### WHAT IS ASKED
Identify the lines containing the word "rank". Copy each one.

### DATASET RECORDS

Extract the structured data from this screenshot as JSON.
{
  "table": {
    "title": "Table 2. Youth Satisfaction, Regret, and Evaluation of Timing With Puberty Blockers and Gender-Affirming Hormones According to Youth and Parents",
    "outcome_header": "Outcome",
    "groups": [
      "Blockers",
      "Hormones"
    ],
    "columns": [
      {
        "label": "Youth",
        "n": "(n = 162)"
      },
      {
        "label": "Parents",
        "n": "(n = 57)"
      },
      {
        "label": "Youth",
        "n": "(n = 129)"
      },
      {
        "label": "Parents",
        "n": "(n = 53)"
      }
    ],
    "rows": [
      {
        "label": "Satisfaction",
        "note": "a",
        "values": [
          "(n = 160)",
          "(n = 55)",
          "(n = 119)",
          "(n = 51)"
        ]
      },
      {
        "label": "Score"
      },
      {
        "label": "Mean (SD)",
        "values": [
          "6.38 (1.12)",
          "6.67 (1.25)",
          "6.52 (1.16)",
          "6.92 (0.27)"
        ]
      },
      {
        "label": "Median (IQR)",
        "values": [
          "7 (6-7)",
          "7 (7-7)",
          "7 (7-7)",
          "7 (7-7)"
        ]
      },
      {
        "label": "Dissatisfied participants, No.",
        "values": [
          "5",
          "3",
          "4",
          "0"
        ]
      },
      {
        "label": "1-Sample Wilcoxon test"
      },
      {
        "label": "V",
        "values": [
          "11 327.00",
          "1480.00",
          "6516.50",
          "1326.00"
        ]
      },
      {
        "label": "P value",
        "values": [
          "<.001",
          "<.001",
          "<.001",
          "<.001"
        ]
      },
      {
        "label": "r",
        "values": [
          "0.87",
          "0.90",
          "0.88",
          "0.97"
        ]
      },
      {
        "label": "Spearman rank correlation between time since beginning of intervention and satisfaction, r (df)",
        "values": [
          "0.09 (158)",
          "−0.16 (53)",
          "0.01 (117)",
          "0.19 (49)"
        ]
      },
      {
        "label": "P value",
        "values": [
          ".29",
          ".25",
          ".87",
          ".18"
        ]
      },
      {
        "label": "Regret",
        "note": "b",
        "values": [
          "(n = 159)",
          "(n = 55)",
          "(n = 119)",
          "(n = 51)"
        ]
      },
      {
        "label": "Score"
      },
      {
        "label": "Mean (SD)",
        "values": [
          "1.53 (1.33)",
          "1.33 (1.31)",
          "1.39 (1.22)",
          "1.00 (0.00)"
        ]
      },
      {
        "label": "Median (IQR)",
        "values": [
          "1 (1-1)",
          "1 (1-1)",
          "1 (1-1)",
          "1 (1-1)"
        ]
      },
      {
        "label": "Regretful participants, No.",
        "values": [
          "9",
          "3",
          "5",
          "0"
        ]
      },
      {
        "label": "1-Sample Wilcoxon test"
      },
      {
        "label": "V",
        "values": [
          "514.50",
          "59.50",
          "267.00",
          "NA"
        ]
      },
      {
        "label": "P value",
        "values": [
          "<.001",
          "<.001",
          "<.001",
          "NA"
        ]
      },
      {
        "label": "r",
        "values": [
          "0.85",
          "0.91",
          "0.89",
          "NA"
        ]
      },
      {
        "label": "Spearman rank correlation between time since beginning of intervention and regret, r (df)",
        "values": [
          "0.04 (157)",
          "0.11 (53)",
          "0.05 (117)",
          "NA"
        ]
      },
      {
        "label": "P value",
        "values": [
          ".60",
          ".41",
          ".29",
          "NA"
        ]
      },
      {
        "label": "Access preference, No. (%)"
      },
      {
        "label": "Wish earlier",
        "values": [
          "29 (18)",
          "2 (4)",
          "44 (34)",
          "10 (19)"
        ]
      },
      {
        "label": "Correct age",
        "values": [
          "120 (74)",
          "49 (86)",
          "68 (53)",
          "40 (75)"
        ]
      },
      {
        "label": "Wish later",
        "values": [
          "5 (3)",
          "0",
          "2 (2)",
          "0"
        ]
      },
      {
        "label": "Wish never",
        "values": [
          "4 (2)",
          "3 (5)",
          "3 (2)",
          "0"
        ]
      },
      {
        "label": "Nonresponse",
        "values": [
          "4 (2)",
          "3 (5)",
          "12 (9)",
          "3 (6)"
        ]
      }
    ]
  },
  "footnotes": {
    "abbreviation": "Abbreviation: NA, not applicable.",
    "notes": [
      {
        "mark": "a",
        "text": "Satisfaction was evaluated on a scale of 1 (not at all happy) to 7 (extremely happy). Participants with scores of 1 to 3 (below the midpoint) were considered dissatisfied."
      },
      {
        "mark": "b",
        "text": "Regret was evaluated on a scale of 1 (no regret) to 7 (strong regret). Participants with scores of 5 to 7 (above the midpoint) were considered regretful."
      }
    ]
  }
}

### THE OUTPUT
        "label": "Spearman rank correlation between time since beginning of intervention and satisfaction, r (df)",
        "label": "Spearman rank correlation between time since beginning of intervention and regret, r (df)",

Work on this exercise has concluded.